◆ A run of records

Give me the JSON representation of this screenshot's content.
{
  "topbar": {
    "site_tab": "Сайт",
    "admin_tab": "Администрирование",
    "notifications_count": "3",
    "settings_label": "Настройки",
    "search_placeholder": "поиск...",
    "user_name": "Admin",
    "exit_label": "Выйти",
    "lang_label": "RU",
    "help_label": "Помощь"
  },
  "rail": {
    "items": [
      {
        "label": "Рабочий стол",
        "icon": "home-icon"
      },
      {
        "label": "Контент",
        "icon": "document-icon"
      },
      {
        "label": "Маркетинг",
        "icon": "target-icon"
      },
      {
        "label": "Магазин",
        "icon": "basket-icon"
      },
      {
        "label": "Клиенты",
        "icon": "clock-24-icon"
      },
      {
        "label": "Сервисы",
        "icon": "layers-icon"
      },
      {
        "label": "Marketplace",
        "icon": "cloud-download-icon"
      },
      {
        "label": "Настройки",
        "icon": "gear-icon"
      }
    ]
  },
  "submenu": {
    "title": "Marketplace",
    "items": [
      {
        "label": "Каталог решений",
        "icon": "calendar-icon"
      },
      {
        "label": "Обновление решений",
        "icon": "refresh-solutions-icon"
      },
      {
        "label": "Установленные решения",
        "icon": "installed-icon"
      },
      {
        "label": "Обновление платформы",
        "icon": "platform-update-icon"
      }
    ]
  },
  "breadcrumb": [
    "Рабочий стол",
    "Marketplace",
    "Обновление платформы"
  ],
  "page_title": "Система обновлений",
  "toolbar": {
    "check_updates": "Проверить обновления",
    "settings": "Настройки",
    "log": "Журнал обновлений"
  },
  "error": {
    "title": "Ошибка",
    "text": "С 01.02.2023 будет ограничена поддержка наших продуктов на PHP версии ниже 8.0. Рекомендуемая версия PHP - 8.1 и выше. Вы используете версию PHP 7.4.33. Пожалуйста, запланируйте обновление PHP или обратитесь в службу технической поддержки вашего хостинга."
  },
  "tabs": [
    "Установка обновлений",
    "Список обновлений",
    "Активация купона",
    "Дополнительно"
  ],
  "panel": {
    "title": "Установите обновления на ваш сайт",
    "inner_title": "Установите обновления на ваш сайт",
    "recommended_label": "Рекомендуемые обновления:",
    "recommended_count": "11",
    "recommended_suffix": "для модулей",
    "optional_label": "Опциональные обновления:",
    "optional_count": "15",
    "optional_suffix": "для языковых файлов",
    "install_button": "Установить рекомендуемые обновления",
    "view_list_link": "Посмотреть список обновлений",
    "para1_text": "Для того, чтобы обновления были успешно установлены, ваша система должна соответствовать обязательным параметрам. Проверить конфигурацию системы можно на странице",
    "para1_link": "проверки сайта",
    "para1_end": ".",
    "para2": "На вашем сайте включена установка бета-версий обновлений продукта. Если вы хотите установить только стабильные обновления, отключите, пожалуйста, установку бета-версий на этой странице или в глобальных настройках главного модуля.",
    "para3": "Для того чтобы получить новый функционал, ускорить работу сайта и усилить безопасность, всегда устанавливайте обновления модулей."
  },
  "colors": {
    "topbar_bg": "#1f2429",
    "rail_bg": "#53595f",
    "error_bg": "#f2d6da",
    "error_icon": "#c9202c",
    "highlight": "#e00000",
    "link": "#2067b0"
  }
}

◆ GIVEN REQUEST
Print every record exactly as it was given.

◆ FINISHED EXERCISE
Give me the JSON representation of this screenshot's content.
{
  "topbar": {
    "site_tab": "Сайт",
    "admin_tab": "Администрирование",
    "notifications_count": "3",
    "settings_label": "Настройки",
    "search_placeholder": "поиск...",
    "user_name": "Admin",
    "exit_label": "Выйти",
    "lang_label": "RU",
    "help_label": "Помощь"
  },
  "rail": {
    "items": [
      {
        "label": "Рабочий стол",
        "icon": "home-icon"
      },
      {
        "label": "Контент",
        "icon": "document-icon"
      },
      {
        "label": "Маркетинг",
        "icon": "target-icon"
      },
      {
        "label": "Магазин",
        "icon": "basket-icon"
      },
      {
        "label": "Клиенты",
        "icon": "clock-24-icon"
      },
      {
        "label": "Сервисы",
        "icon": "layers-icon"
      },
      {
        "label": "Marketplace",
        "icon": "cloud-download-icon"
      },
      {
        "label": "Настройки",
        "icon": "gear-icon"
      }
    ]
  },
  "submenu": {
    "title": "Marketplace",
    "items": [
      {
        "label": "Каталог решений",
        "icon": "calendar-icon"
      },
      {
        "label": "Обновление решений",
        "icon": "refresh-solutions-icon"
      },
      {
        "label": "Установленные решения",
        "icon": "installed-icon"
      },
      {
        "label": "Обновление платформы",
        "icon": "platform-update-icon"
      }
    ]
  },
  "breadcrumb": [
    "Рабочий стол",
    "Marketplace",
    "Обновление платформы"
  ],
  "page_title": "Система обновлений",
  "toolbar": {
    "check_updates": "Проверить обновления",
    "settings": "Настройки",
    "log": "Журнал обновлений"
  },
  "error": {
    "title": "Ошибка",
    "text": "С 01.02.2023 будет ограничена поддержка наших продуктов на PHP версии ниже 8.0. Рекомендуемая версия PHP - 8.1 и выше. Вы используете версию PHP 7.4.33. Пожалуйста, запланируйте обновление PHP или обратитесь в службу технической поддержки вашего хостинга."
  },
  "tabs": [
    "Установка обновлений",
    "Список обновлений",
    "Активация купона",
    "Дополнительно"
  ],
  "panel": {
    "title": "Установите обновления на ваш сайт",
    "inner_title": "Установите обновления на ваш сайт",
    "recommended_label": "Рекомендуемые обновления:",
    "recommended_count": "11",
    "recommended_suffix": "для модулей",
    "optional_label": "Опциональные обновления:",
    "optional_count": "15",
    "optional_suffix": "для языковых файлов",
    "install_button": "Установить рекомендуемые обновления",
    "view_list_link": "Посмотреть список обновлений",
    "para1_text": "Для того, чтобы обновления были успешно установлены, ваша система должна соответствовать обязательным параметрам. Проверить конфигурацию системы можно на странице",
    "para1_link": "проверки сайта",
    "para1_end": ".",
    "para2": "На вашем сайте включена установка бета-версий обновлений продукта. Если вы хотите установить только стабильные обновления, отключите, пожалуйста, установку бета-версий на этой странице или в глобальных настройках главного модуля.",
    "para3": "Для того чтобы получить новый функционал, ускорить работу сайта и усилить безопасность, всегда устанавливайте обновления модулей."
  },
  "colors": {
    "topbar_bg": "#1f2429",
    "rail_bg": "#53595f",
    "error_bg": "#f2d6da",
    "error_icon": "#c9202c",
    "highlight": "#e00000",
    "link": "#2067b0"
  }
}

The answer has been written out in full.